[begin LISTED ENTRIES]
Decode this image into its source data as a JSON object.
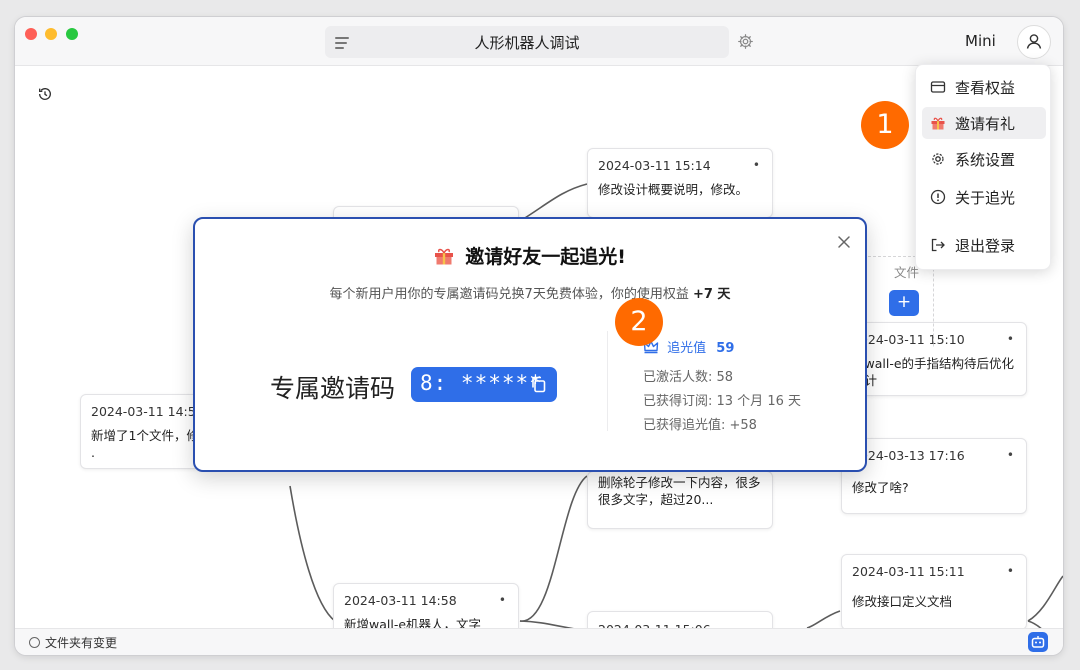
{
  "window": {
    "title": "人形机器人调试",
    "plan_label": "Mini"
  },
  "menu": {
    "items": [
      {
        "label": "查看权益",
        "icon": "card-icon"
      },
      {
        "label": "邀请有礼",
        "icon": "gift-icon"
      },
      {
        "label": "系统设置",
        "icon": "gear-icon"
      },
      {
        "label": "关于追光",
        "icon": "info-icon"
      },
      {
        "label": "退出登录",
        "icon": "logout-icon"
      }
    ]
  },
  "markers": {
    "one": "1",
    "two": "2"
  },
  "cards": [
    {
      "date": "2024-03-11 15:14",
      "text": "修改设计概要说明，修改。"
    },
    {
      "date": "2024-03-11 14:5",
      "text": "新增了1个文件，修r ."
    },
    {
      "date": "2024-03-11 15:10",
      "text": "除wall-e的手指结构待后优化设计"
    },
    {
      "date": "2024-03-13 17:16",
      "text": "修改了啥?"
    },
    {
      "date": "",
      "text": "删除轮子修改一下内容，很多很多文字，超过20..."
    },
    {
      "date": "2024-03-11 15:11",
      "text": "修改接口定义文档"
    },
    {
      "date": "2024-03-11 14:58",
      "text": "新增wall-e机器人，文字"
    },
    {
      "date": "2024-03-11 15:06",
      "text": ""
    }
  ],
  "peek": {
    "text": "文件",
    "add": "+"
  },
  "modal": {
    "title": "邀请好友一起追光!",
    "subtitle_prefix": "每个新用户用你的专属邀请码兑换7天免费体验，你的使用权益",
    "subtitle_bonus": "+7 天",
    "code_label": "专属邀请码",
    "code_value": "8: ******",
    "stats": {
      "points_label": "追光值",
      "points_value": "59",
      "activated": "已激活人数: 58",
      "subscription": "已获得订阅: 13 个月 16 天",
      "earned_points": "已获得追光值: +58"
    }
  },
  "status": {
    "text": "文件夹有变更"
  },
  "colors": {
    "accent": "#2f6ee8",
    "marker": "#ff6a00",
    "modal_border": "#2a4fb0"
  }
}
[end LISTED ENTRIES]
**TASK GOAL**. Reproduce the material above verbatim; omit every picture.

**FINAL RESULT**.
Decode this image into its source data as a JSON object.
{
  "window": {
    "title": "人形机器人调试",
    "plan_label": "Mini"
  },
  "menu": {
    "items": [
      {
        "label": "查看权益",
        "icon": "card-icon"
      },
      {
        "label": "邀请有礼",
        "icon": "gift-icon"
      },
      {
        "label": "系统设置",
        "icon": "gear-icon"
      },
      {
        "label": "关于追光",
        "icon": "info-icon"
      },
      {
        "label": "退出登录",
        "icon": "logout-icon"
      }
    ]
  },
  "markers": {
    "one": "1",
    "two": "2"
  },
  "cards": [
    {
      "date": "2024-03-11 15:14",
      "text": "修改设计概要说明，修改。"
    },
    {
      "date": "2024-03-11 14:5",
      "text": "新增了1个文件，修r ."
    },
    {
      "date": "2024-03-11 15:10",
      "text": "除wall-e的手指结构待后优化设计"
    },
    {
      "date": "2024-03-13 17:16",
      "text": "修改了啥?"
    },
    {
      "date": "",
      "text": "删除轮子修改一下内容，很多很多文字，超过20..."
    },
    {
      "date": "2024-03-11 15:11",
      "text": "修改接口定义文档"
    },
    {
      "date": "2024-03-11 14:58",
      "text": "新增wall-e机器人，文字"
    },
    {
      "date": "2024-03-11 15:06",
      "text": ""
    }
  ],
  "peek": {
    "text": "文件",
    "add": "+"
  },
  "modal": {
    "title": "邀请好友一起追光!",
    "subtitle_prefix": "每个新用户用你的专属邀请码兑换7天免费体验，你的使用权益",
    "subtitle_bonus": "+7 天",
    "code_label": "专属邀请码",
    "code_value": "8: ******",
    "stats": {
      "points_label": "追光值",
      "points_value": "59",
      "activated": "已激活人数: 58",
      "subscription": "已获得订阅: 13 个月 16 天",
      "earned_points": "已获得追光值: +58"
    }
  },
  "status": {
    "text": "文件夹有变更"
  },
  "colors": {
    "accent": "#2f6ee8",
    "marker": "#ff6a00",
    "modal_border": "#2a4fb0"
  }
}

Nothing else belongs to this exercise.